[GOAL]: Write the records out again, precisely as they stand.
##### MATERIALS PROVIDED
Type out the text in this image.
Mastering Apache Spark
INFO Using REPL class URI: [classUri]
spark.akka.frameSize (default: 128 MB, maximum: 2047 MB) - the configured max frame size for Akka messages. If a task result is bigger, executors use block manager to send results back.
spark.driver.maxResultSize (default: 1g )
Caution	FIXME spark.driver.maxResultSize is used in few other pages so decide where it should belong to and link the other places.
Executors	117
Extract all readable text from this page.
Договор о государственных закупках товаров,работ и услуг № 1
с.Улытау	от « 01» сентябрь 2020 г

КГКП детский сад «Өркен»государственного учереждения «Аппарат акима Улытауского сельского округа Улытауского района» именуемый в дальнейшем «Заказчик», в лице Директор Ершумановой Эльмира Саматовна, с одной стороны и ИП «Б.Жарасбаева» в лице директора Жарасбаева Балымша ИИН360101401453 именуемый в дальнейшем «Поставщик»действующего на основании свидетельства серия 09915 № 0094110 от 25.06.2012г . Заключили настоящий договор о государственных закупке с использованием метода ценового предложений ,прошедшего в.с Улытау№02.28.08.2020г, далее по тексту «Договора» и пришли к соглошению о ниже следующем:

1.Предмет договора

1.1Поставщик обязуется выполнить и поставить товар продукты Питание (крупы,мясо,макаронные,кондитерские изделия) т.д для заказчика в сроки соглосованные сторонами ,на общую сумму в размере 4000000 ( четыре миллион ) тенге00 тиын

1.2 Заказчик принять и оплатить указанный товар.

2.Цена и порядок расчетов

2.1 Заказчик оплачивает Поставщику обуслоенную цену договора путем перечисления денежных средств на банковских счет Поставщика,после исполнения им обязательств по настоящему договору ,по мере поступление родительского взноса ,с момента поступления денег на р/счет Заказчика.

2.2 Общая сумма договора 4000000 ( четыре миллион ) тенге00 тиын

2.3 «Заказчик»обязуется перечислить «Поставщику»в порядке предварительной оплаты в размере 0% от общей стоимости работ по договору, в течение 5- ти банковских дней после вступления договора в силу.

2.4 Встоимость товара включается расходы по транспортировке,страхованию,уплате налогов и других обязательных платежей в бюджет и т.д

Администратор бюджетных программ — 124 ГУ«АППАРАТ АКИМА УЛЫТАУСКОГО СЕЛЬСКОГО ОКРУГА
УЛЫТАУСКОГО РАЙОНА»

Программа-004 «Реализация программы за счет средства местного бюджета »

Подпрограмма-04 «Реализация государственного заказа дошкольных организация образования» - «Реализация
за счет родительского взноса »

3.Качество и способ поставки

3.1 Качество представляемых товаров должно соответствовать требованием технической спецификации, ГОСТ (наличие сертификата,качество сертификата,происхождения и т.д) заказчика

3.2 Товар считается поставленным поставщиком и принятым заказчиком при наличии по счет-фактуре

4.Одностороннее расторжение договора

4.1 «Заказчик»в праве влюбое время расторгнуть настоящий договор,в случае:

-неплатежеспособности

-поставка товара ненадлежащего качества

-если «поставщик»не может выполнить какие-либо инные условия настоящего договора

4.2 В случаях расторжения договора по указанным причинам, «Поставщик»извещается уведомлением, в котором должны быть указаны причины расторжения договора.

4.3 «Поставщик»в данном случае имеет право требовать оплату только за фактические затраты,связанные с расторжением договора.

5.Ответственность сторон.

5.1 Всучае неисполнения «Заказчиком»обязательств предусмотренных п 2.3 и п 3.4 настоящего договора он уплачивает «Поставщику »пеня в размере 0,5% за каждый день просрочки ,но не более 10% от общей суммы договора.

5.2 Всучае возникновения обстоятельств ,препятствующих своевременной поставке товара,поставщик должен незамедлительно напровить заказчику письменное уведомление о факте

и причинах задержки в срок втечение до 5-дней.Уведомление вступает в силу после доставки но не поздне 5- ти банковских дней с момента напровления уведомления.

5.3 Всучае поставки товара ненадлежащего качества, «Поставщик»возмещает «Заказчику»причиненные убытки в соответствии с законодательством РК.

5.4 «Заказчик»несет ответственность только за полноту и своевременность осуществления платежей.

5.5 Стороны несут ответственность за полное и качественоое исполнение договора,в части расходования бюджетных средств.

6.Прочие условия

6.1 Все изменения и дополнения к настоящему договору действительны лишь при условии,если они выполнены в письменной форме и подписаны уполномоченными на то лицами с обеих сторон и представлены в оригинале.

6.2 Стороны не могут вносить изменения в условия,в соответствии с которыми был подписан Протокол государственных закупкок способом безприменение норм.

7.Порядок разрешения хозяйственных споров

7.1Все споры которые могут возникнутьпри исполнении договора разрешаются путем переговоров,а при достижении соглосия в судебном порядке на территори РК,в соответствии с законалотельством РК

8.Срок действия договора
##########
[FINISHED TASK]:
Type out the text in this image.
Mastering Apache Spark
INFO Using REPL class URI: [classUri]
spark.akka.frameSize (default: 128 MB, maximum: 2047 MB) - the configured max frame size for Akka messages. If a task result is bigger, executors use block manager to send results back.
spark.driver.maxResultSize (default: 1g )
Caution	FIXME spark.driver.maxResultSize is used in few other pages so decide where it should belong to and link the other places.
Executors	117
Extract all readable text from this page.
Договор о государственных закупках товаров,работ и услуг № 1
с.Улытау	от « 01» сентябрь 2020 г

КГКП детский сад «Өркен»государственного учереждения «Аппарат акима Улытауского сельского округа Улытауского района» именуемый в дальнейшем «Заказчик», в лице Директор Ершумановой Эльмира Саматовна, с одной стороны и ИП «Б.Жарасбаева» в лице директора Жарасбаева Балымша ИИН360101401453 именуемый в дальнейшем «Поставщик»действующего на основании свидетельства серия 09915 № 0094110 от 25.06.2012г . Заключили настоящий договор о государственных закупке с использованием метода ценового предложений ,прошедшего в.с Улытау№02.28.08.2020г, далее по тексту «Договора» и пришли к соглошению о ниже следующем:

1.Предмет договора

1.1Поставщик обязуется выполнить и поставить товар продукты Питание (крупы,мясо,макаронные,кондитерские изделия) т.д для заказчика в сроки соглосованные сторонами ,на общую сумму в размере 4000000 ( четыре миллион ) тенге00 тиын

1.2 Заказчик принять и оплатить указанный товар.

2.Цена и порядок расчетов

2.1 Заказчик оплачивает Поставщику обуслоенную цену договора путем перечисления денежных средств на банковских счет Поставщика,после исполнения им обязательств по настоящему договору ,по мере поступление родительского взноса ,с момента поступления денег на р/счет Заказчика.

2.2 Общая сумма договора 4000000 ( четыре миллион ) тенге00 тиын

2.3 «Заказчик»обязуется перечислить «Поставщику»в порядке предварительной оплаты в размере 0% от общей стоимости работ по договору, в течение 5- ти банковских дней после вступления договора в силу.

2.4 Встоимость товара включается расходы по транспортировке,страхованию,уплате налогов и других обязательных платежей в бюджет и т.д

Администратор бюджетных программ — 124 ГУ«АППАРАТ АКИМА УЛЫТАУСКОГО СЕЛЬСКОГО ОКРУГА
УЛЫТАУСКОГО РАЙОНА»

Программа-004 «Реализация программы за счет средства местного бюджета »

Подпрограмма-04 «Реализация государственного заказа дошкольных организация образования» - «Реализация
за счет родительского взноса »

3.Качество и способ поставки

3.1 Качество представляемых товаров должно соответствовать требованием технической спецификации, ГОСТ (наличие сертификата,качество сертификата,происхождения и т.д) заказчика

3.2 Товар считается поставленным поставщиком и принятым заказчиком при наличии по счет-фактуре

4.Одностороннее расторжение договора

4.1 «Заказчик»в праве влюбое время расторгнуть настоящий договор,в случае:

-неплатежеспособности

-поставка товара ненадлежащего качества

-если «поставщик»не может выполнить какие-либо инные условия настоящего договора

4.2 В случаях расторжения договора по указанным причинам, «Поставщик»извещается уведомлением, в котором должны быть указаны причины расторжения договора.

4.3 «Поставщик»в данном случае имеет право требовать оплату только за фактические затраты,связанные с расторжением договора.

5.Ответственность сторон.

5.1 Всучае неисполнения «Заказчиком»обязательств предусмотренных п 2.3 и п 3.4 настоящего договора он уплачивает «Поставщику »пеня в размере 0,5% за каждый день просрочки ,но не более 10% от общей суммы договора.

5.2 Всучае возникновения обстоятельств ,препятствующих своевременной поставке товара,поставщик должен незамедлительно напровить заказчику письменное уведомление о факте

и причинах задержки в срок втечение до 5-дней.Уведомление вступает в силу после доставки но не поздне 5- ти банковских дней с момента напровления уведомления.

5.3 Всучае поставки товара ненадлежащего качества, «Поставщик»возмещает «Заказчику»причиненные убытки в соответствии с законодательством РК.

5.4 «Заказчик»несет ответственность только за полноту и своевременность осуществления платежей.

5.5 Стороны несут ответственность за полное и качественоое исполнение договора,в части расходования бюджетных средств.

6.Прочие условия

6.1 Все изменения и дополнения к настоящему договору действительны лишь при условии,если они выполнены в письменной форме и подписаны уполномоченными на то лицами с обеих сторон и представлены в оригинале.

6.2 Стороны не могут вносить изменения в условия,в соответствии с которыми был подписан Протокол государственных закупкок способом безприменение норм.

7.Порядок разрешения хозяйственных споров

7.1Все споры которые могут возникнутьпри исполнении договора разрешаются путем переговоров,а при достижении соглосия в судебном порядке на территори РК,в соответствии с законалотельством РК

8.Срок действия договора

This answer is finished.